▶ To be done
Transcribe every record that appears below, exactly and in full.

▶ Data for processing
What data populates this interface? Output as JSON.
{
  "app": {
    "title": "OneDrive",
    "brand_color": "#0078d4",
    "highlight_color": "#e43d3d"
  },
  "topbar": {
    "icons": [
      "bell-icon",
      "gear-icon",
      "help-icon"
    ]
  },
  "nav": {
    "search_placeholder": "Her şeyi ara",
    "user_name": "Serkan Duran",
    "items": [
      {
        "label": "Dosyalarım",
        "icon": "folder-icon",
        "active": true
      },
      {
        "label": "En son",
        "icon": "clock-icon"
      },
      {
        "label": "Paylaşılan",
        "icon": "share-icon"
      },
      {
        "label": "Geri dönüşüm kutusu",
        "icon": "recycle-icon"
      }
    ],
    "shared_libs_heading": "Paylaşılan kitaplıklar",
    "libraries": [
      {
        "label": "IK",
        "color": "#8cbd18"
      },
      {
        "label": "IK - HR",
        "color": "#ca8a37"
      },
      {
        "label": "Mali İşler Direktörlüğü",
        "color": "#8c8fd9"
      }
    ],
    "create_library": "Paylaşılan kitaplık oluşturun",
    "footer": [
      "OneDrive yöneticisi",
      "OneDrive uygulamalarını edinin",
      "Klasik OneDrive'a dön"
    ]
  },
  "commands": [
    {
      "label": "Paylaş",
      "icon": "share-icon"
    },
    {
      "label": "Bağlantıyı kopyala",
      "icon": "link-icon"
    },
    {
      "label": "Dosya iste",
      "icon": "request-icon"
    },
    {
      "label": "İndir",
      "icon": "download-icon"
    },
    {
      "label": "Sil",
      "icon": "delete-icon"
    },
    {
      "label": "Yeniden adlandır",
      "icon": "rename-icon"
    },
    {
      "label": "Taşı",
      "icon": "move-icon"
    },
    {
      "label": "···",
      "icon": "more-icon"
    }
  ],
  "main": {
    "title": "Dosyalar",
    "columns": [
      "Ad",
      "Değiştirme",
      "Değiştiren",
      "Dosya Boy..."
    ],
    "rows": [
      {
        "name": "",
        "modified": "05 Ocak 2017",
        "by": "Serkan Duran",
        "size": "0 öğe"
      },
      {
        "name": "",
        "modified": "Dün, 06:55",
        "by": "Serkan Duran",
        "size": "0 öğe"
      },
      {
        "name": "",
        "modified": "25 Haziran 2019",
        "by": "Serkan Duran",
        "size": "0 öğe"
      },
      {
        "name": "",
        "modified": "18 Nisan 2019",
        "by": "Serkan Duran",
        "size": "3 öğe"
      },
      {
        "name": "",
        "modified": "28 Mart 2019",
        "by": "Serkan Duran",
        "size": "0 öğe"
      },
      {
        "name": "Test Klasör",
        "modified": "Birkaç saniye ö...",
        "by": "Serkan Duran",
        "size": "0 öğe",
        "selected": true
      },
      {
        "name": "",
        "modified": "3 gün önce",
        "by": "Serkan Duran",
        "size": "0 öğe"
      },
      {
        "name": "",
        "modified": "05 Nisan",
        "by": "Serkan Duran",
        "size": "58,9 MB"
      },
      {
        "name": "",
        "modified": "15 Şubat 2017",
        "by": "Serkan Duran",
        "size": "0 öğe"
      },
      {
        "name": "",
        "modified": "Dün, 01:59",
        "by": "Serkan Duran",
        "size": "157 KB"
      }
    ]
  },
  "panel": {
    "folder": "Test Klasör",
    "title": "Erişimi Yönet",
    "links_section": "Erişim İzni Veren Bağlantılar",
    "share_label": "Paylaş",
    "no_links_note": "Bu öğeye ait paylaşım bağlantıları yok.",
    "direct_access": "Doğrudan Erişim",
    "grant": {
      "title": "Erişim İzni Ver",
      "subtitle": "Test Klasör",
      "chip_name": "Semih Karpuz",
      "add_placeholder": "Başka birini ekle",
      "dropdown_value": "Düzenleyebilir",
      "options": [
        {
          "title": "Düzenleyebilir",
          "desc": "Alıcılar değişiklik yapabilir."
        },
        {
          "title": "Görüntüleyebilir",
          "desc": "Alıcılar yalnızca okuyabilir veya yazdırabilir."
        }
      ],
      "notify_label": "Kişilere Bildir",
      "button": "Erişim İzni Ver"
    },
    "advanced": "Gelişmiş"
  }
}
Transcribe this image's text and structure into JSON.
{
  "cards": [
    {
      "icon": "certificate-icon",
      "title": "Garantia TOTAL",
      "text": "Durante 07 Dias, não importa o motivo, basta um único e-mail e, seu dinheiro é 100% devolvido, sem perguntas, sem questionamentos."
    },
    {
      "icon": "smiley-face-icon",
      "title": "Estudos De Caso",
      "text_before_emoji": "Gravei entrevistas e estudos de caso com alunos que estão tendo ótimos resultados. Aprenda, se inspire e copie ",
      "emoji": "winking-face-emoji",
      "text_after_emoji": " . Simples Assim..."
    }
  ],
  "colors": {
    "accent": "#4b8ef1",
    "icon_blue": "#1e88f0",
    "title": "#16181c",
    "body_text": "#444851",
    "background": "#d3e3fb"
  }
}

▶ Solution
What data populates this interface? Output as JSON.
{
  "app": {
    "title": "OneDrive",
    "brand_color": "#0078d4",
    "highlight_color": "#e43d3d"
  },
  "topbar": {
    "icons": [
      "bell-icon",
      "gear-icon",
      "help-icon"
    ]
  },
  "nav": {
    "search_placeholder": "Her şeyi ara",
    "user_name": "Serkan Duran",
    "items": [
      {
        "label": "Dosyalarım",
        "icon": "folder-icon",
        "active": true
      },
      {
        "label": "En son",
        "icon": "clock-icon"
      },
      {
        "label": "Paylaşılan",
        "icon": "share-icon"
      },
      {
        "label": "Geri dönüşüm kutusu",
        "icon": "recycle-icon"
      }
    ],
    "shared_libs_heading": "Paylaşılan kitaplıklar",
    "libraries": [
      {
        "label": "IK",
        "color": "#8cbd18"
      },
      {
        "label": "IK - HR",
        "color": "#ca8a37"
      },
      {
        "label": "Mali İşler Direktörlüğü",
        "color": "#8c8fd9"
      }
    ],
    "create_library": "Paylaşılan kitaplık oluşturun",
    "footer": [
      "OneDrive yöneticisi",
      "OneDrive uygulamalarını edinin",
      "Klasik OneDrive'a dön"
    ]
  },
  "commands": [
    {
      "label": "Paylaş",
      "icon": "share-icon"
    },
    {
      "label": "Bağlantıyı kopyala",
      "icon": "link-icon"
    },
    {
      "label": "Dosya iste",
      "icon": "request-icon"
    },
    {
      "label": "İndir",
      "icon": "download-icon"
    },
    {
      "label": "Sil",
      "icon": "delete-icon"
    },
    {
      "label": "Yeniden adlandır",
      "icon": "rename-icon"
    },
    {
      "label": "Taşı",
      "icon": "move-icon"
    },
    {
      "label": "···",
      "icon": "more-icon"
    }
  ],
  "main": {
    "title": "Dosyalar",
    "columns": [
      "Ad",
      "Değiştirme",
      "Değiştiren",
      "Dosya Boy..."
    ],
    "rows": [
      {
        "name": "",
        "modified": "05 Ocak 2017",
        "by": "Serkan Duran",
        "size": "0 öğe"
      },
      {
        "name": "",
        "modified": "Dün, 06:55",
        "by": "Serkan Duran",
        "size": "0 öğe"
      },
      {
        "name": "",
        "modified": "25 Haziran 2019",
        "by": "Serkan Duran",
        "size": "0 öğe"
      },
      {
        "name": "",
        "modified": "18 Nisan 2019",
        "by": "Serkan Duran",
        "size": "3 öğe"
      },
      {
        "name": "",
        "modified": "28 Mart 2019",
        "by": "Serkan Duran",
        "size": "0 öğe"
      },
      {
        "name": "Test Klasör",
        "modified": "Birkaç saniye ö...",
        "by": "Serkan Duran",
        "size": "0 öğe",
        "selected": true
      },
      {
        "name": "",
        "modified": "3 gün önce",
        "by": "Serkan Duran",
        "size": "0 öğe"
      },
      {
        "name": "",
        "modified": "05 Nisan",
        "by": "Serkan Duran",
        "size": "58,9 MB"
      },
      {
        "name": "",
        "modified": "15 Şubat 2017",
        "by": "Serkan Duran",
        "size": "0 öğe"
      },
      {
        "name": "",
        "modified": "Dün, 01:59",
        "by": "Serkan Duran",
        "size": "157 KB"
      }
    ]
  },
  "panel": {
    "folder": "Test Klasör",
    "title": "Erişimi Yönet",
    "links_section": "Erişim İzni Veren Bağlantılar",
    "share_label": "Paylaş",
    "no_links_note": "Bu öğeye ait paylaşım bağlantıları yok.",
    "direct_access": "Doğrudan Erişim",
    "grant": {
      "title": "Erişim İzni Ver",
      "subtitle": "Test Klasör",
      "chip_name": "Semih Karpuz",
      "add_placeholder": "Başka birini ekle",
      "dropdown_value": "Düzenleyebilir",
      "options": [
        {
          "title": "Düzenleyebilir",
          "desc": "Alıcılar değişiklik yapabilir."
        },
        {
          "title": "Görüntüleyebilir",
          "desc": "Alıcılar yalnızca okuyabilir veya yazdırabilir."
        }
      ],
      "notify_label": "Kişilere Bildir",
      "button": "Erişim İzni Ver"
    },
    "advanced": "Gelişmiş"
  }
}
Transcribe this image's text and structure into JSON.
{
  "cards": [
    {
      "icon": "certificate-icon",
      "title": "Garantia TOTAL",
      "text": "Durante 07 Dias, não importa o motivo, basta um único e-mail e, seu dinheiro é 100% devolvido, sem perguntas, sem questionamentos."
    },
    {
      "icon": "smiley-face-icon",
      "title": "Estudos De Caso",
      "text_before_emoji": "Gravei entrevistas e estudos de caso com alunos que estão tendo ótimos resultados. Aprenda, se inspire e copie ",
      "emoji": "winking-face-emoji",
      "text_after_emoji": " . Simples Assim..."
    }
  ],
  "colors": {
    "accent": "#4b8ef1",
    "icon_blue": "#1e88f0",
    "title": "#16181c",
    "body_text": "#444851",
    "background": "#d3e3fb"
  }
}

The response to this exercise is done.